-- Data to use start --

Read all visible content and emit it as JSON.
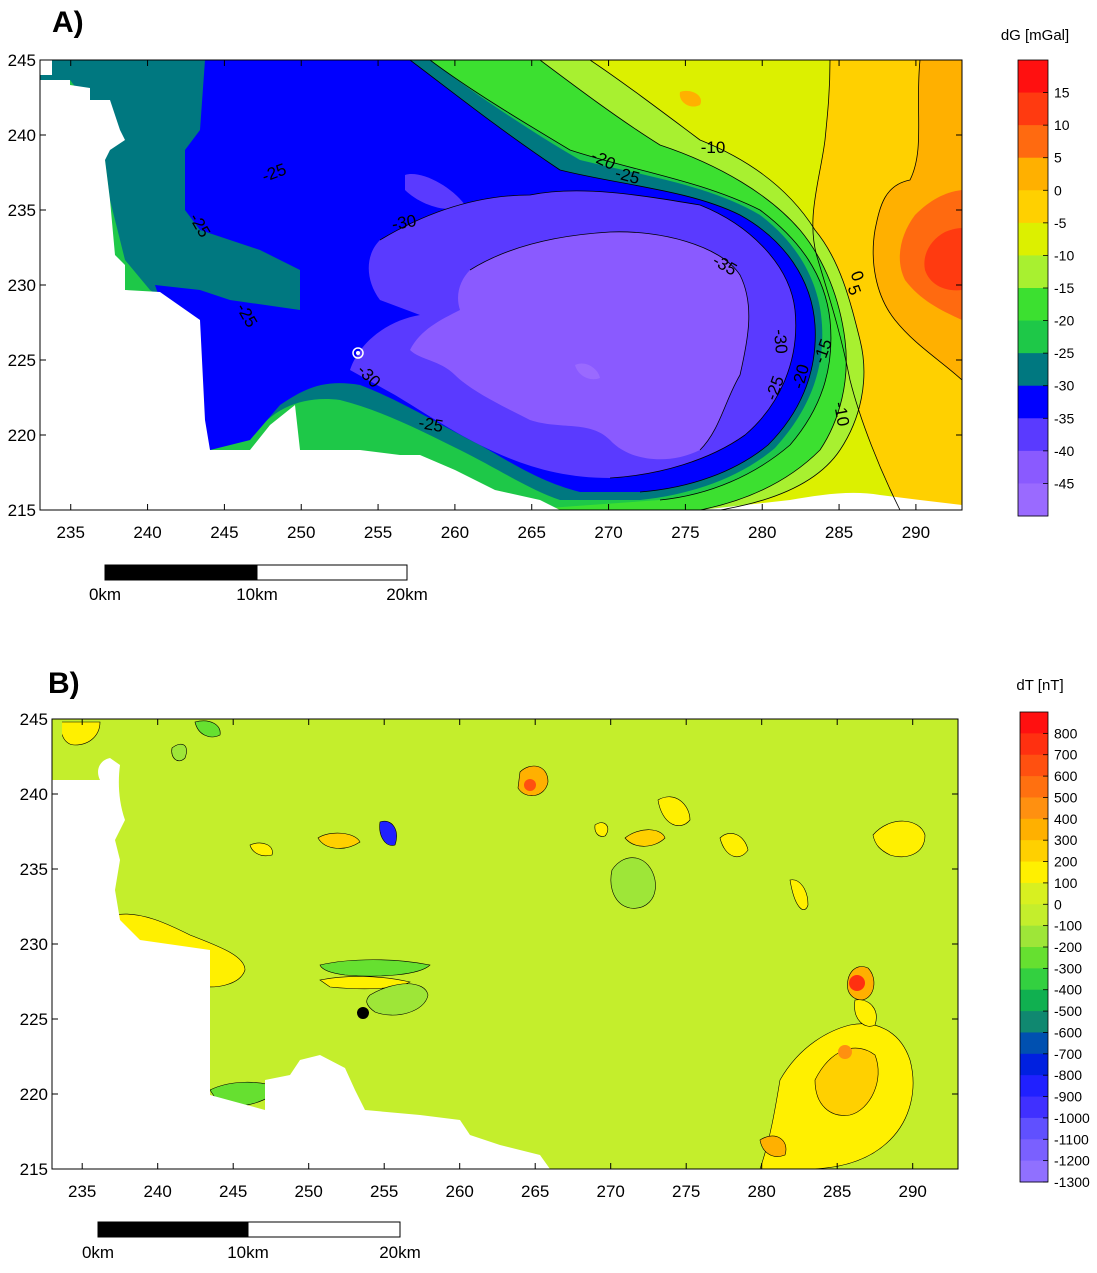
{
  "chart_data": [
    {
      "type": "heatmap",
      "panel_label": "A)",
      "colorbar_title": "dG [mGal]",
      "x_ticks": [
        "235",
        "240",
        "245",
        "250",
        "255",
        "260",
        "265",
        "270",
        "275",
        "280",
        "285",
        "290"
      ],
      "y_ticks": [
        "245",
        "240",
        "235",
        "230",
        "225",
        "220",
        "215"
      ],
      "xlim": [
        233,
        293
      ],
      "ylim": [
        215,
        245
      ],
      "colorbar_levels": [
        "15",
        "10",
        "5",
        "0",
        "-5",
        "-10",
        "-15",
        "-20",
        "-25",
        "-30",
        "-35",
        "-40",
        "-45"
      ],
      "colors": [
        "#ff1010",
        "#ff3a10",
        "#ff6a10",
        "#ffb000",
        "#ffd000",
        "#dcf000",
        "#a8f030",
        "#3ce030",
        "#1ec848",
        "#007880",
        "#0000ff",
        "#5a3aff",
        "#8a5aff",
        "#9a6aff"
      ],
      "contour_labels": [
        "-25",
        "-25",
        "-25",
        "-20",
        "-25",
        "-10",
        "-30",
        "-35",
        "0",
        "5",
        "-30",
        "-15",
        "-20",
        "-25",
        "-10",
        "-30",
        "-25"
      ],
      "scale_bar": {
        "labels": [
          "0km",
          "10km",
          "20km"
        ]
      }
    },
    {
      "type": "heatmap",
      "panel_label": "B)",
      "colorbar_title": "dT [nT]",
      "x_ticks": [
        "235",
        "240",
        "245",
        "250",
        "255",
        "260",
        "265",
        "270",
        "275",
        "280",
        "285",
        "290"
      ],
      "y_ticks": [
        "245",
        "240",
        "235",
        "230",
        "225",
        "220",
        "215"
      ],
      "xlim": [
        233,
        293
      ],
      "ylim": [
        215,
        245
      ],
      "colorbar_levels": [
        "800",
        "700",
        "600",
        "500",
        "400",
        "300",
        "200",
        "100",
        "0",
        "-100",
        "-200",
        "-300",
        "-400",
        "-500",
        "-600",
        "-700",
        "-800",
        "-900",
        "-1000",
        "-1100",
        "-1200",
        "-1300"
      ],
      "colors": [
        "#ff1010",
        "#ff3010",
        "#ff5010",
        "#ff7010",
        "#ff9010",
        "#ffb000",
        "#ffd000",
        "#fff000",
        "#d8f020",
        "#c4ee2c",
        "#9ee638",
        "#66e030",
        "#33d040",
        "#10b050",
        "#108870",
        "#0050b0",
        "#0020e0",
        "#2020ff",
        "#4030ff",
        "#6050ff",
        "#7a60ff",
        "#9070ff"
      ],
      "scale_bar": {
        "labels": [
          "0km",
          "10km",
          "20km"
        ]
      }
    }
  ]
}
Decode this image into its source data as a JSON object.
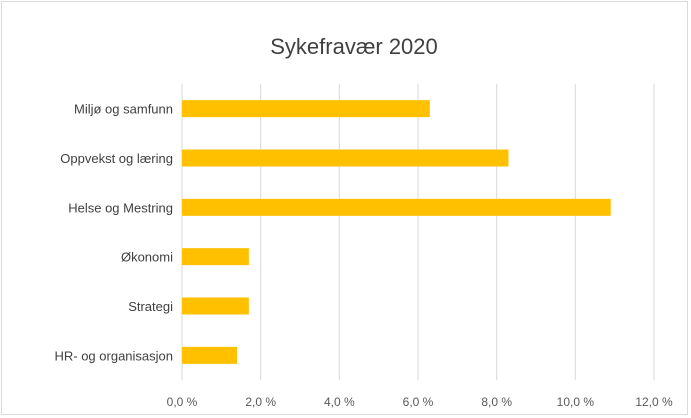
{
  "chart_data": {
    "type": "bar",
    "orientation": "horizontal",
    "title": "Sykefravær 2020",
    "xlabel": "",
    "ylabel": "",
    "categories": [
      "Miljø og samfunn",
      "Oppvekst og læring",
      "Helse og Mestring",
      "Økonomi",
      "Strategi",
      "HR- og organisasjon"
    ],
    "values": [
      6.3,
      8.3,
      10.9,
      1.7,
      1.7,
      1.4
    ],
    "unit": "%",
    "xlim": [
      0,
      12
    ],
    "x_ticks": [
      "0,0 %",
      "2,0 %",
      "4,0 %",
      "6,0 %",
      "8,0 %",
      "10,0 %",
      "12,0 %"
    ],
    "bar_color": "#FFC000",
    "grid": true,
    "legend": "none"
  }
}
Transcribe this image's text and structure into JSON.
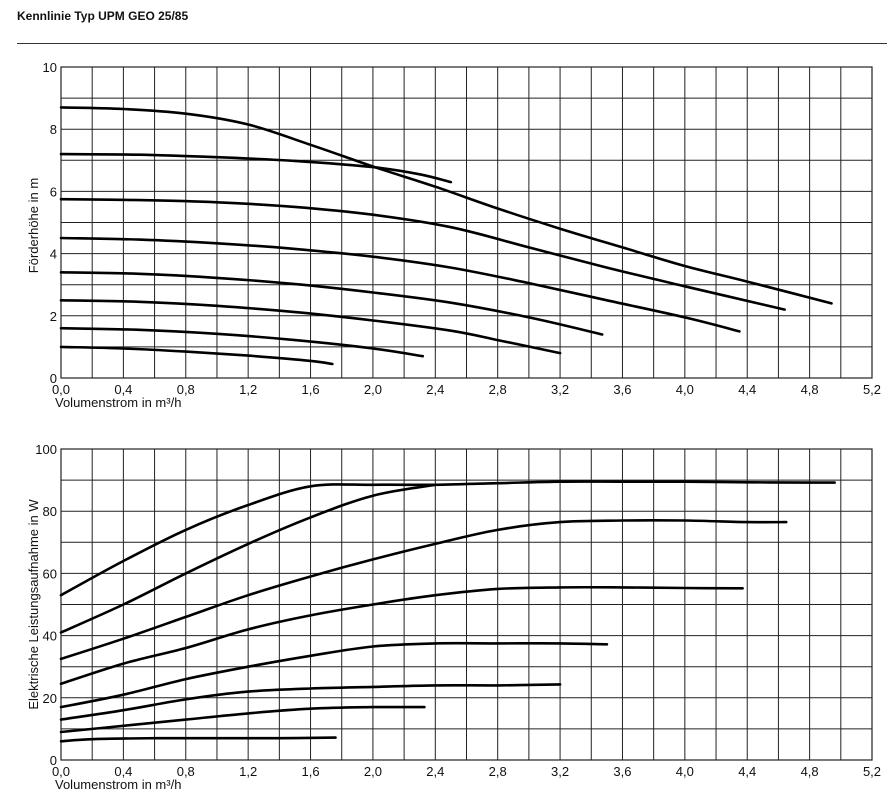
{
  "page": {
    "title": "Kennlinie Typ UPM GEO 25/85"
  },
  "chart_data": [
    {
      "type": "line",
      "xlabel": "Volumenstrom in m³/h",
      "ylabel": "Förderhöhe in m",
      "xlim": [
        0,
        5.2
      ],
      "ylim": [
        0,
        10
      ],
      "xticks": [
        "0,0",
        "0,4",
        "0,8",
        "1,2",
        "1,6",
        "2,0",
        "2,4",
        "2,8",
        "3,2",
        "3,6",
        "4,0",
        "4,4",
        "4,8",
        "5,2"
      ],
      "yticks": [
        "0",
        "2",
        "4",
        "6",
        "8",
        "10"
      ],
      "grid": true,
      "series": [
        {
          "x": [
            0.0,
            0.4,
            0.8,
            1.2,
            1.6,
            1.74
          ],
          "y": [
            1.0,
            0.95,
            0.85,
            0.72,
            0.55,
            0.45
          ]
        },
        {
          "x": [
            0.0,
            0.5,
            1.0,
            1.5,
            2.0,
            2.32
          ],
          "y": [
            1.6,
            1.55,
            1.42,
            1.22,
            0.95,
            0.7
          ]
        },
        {
          "x": [
            0.0,
            0.5,
            1.0,
            1.5,
            2.0,
            2.5,
            2.8,
            3.2
          ],
          "y": [
            2.5,
            2.45,
            2.32,
            2.12,
            1.85,
            1.52,
            1.22,
            0.8
          ]
        },
        {
          "x": [
            0.0,
            0.5,
            1.0,
            1.5,
            2.0,
            2.5,
            3.0,
            3.47
          ],
          "y": [
            3.4,
            3.35,
            3.22,
            3.02,
            2.75,
            2.42,
            1.95,
            1.4
          ]
        },
        {
          "x": [
            0.0,
            0.5,
            1.0,
            1.5,
            2.0,
            2.5,
            3.0,
            3.5,
            4.0,
            4.35
          ],
          "y": [
            4.5,
            4.45,
            4.33,
            4.15,
            3.9,
            3.55,
            3.05,
            2.5,
            1.95,
            1.5
          ]
        },
        {
          "x": [
            0.0,
            0.5,
            1.0,
            1.5,
            2.0,
            2.5,
            3.0,
            3.5,
            4.0,
            4.64
          ],
          "y": [
            5.75,
            5.72,
            5.65,
            5.5,
            5.25,
            4.85,
            4.2,
            3.55,
            2.95,
            2.2
          ]
        },
        {
          "x": [
            0.0,
            0.5,
            1.0,
            1.5,
            2.0,
            2.3,
            2.5
          ],
          "y": [
            7.2,
            7.18,
            7.1,
            6.98,
            6.78,
            6.55,
            6.3
          ]
        },
        {
          "x": [
            0.0,
            0.4,
            0.8,
            1.2,
            1.6,
            2.0,
            2.4,
            2.8,
            3.2,
            3.6,
            4.0,
            4.4,
            4.94
          ],
          "y": [
            8.7,
            8.65,
            8.5,
            8.15,
            7.5,
            6.8,
            6.15,
            5.45,
            4.8,
            4.2,
            3.6,
            3.1,
            2.4
          ]
        }
      ]
    },
    {
      "type": "line",
      "xlabel": "Volumenstrom in m³/h",
      "ylabel": "Elektrische Leistungsaufnahme in W",
      "xlim": [
        0,
        5.2
      ],
      "ylim": [
        0,
        100
      ],
      "xticks": [
        "0,0",
        "0,4",
        "0,8",
        "1,2",
        "1,6",
        "2,0",
        "2,4",
        "2,8",
        "3,2",
        "3,6",
        "4,0",
        "4,4",
        "4,8",
        "5,2"
      ],
      "yticks": [
        "0",
        "20",
        "40",
        "60",
        "80",
        "100"
      ],
      "grid": true,
      "series": [
        {
          "x": [
            0.0,
            0.2,
            0.6,
            1.0,
            1.4,
            1.76
          ],
          "y": [
            6,
            6.7,
            7,
            7,
            7,
            7.2
          ]
        },
        {
          "x": [
            0.0,
            0.4,
            0.8,
            1.2,
            1.6,
            2.0,
            2.33
          ],
          "y": [
            9,
            11,
            13,
            15,
            16.5,
            17,
            17
          ]
        },
        {
          "x": [
            0.0,
            0.4,
            0.8,
            1.2,
            1.6,
            2.0,
            2.4,
            2.8,
            3.2
          ],
          "y": [
            13,
            16,
            19.5,
            22,
            23,
            23.5,
            24,
            24,
            24.3
          ]
        },
        {
          "x": [
            0.0,
            0.4,
            0.8,
            1.2,
            1.6,
            2.0,
            2.4,
            2.8,
            3.2,
            3.5
          ],
          "y": [
            17,
            21,
            26,
            30,
            33.5,
            36.5,
            37.5,
            37.5,
            37.5,
            37.2
          ]
        },
        {
          "x": [
            0.0,
            0.4,
            0.8,
            1.2,
            1.6,
            2.0,
            2.4,
            2.8,
            3.2,
            3.6,
            4.0,
            4.37
          ],
          "y": [
            24.5,
            31,
            36,
            42,
            46.5,
            50,
            53,
            55,
            55.5,
            55.5,
            55.3,
            55.2
          ]
        },
        {
          "x": [
            0.0,
            0.4,
            0.8,
            1.2,
            1.6,
            2.0,
            2.4,
            2.8,
            3.2,
            3.6,
            4.0,
            4.4,
            4.65
          ],
          "y": [
            32.5,
            39,
            46,
            53,
            59,
            64.5,
            69.5,
            74,
            76.5,
            77,
            77,
            76.5,
            76.5
          ]
        },
        {
          "x": [
            0.0,
            0.4,
            0.8,
            1.2,
            1.6,
            2.0,
            2.4
          ],
          "y": [
            41,
            50,
            60,
            69.5,
            78,
            85,
            88.5
          ]
        },
        {
          "x": [
            0.0,
            0.4,
            0.8,
            1.2,
            1.6,
            2.0,
            2.4,
            2.8,
            3.2,
            3.6,
            4.0,
            4.4,
            4.8,
            4.96
          ],
          "y": [
            53,
            64,
            74,
            82,
            88,
            88.5,
            88.5,
            89,
            89.5,
            89.5,
            89.5,
            89.3,
            89.2,
            89.2
          ]
        }
      ]
    }
  ]
}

-- Data to use end --

## Task to carry out
Among the lines above, count those containing the word "this" and give nothing but the result.

## In response
2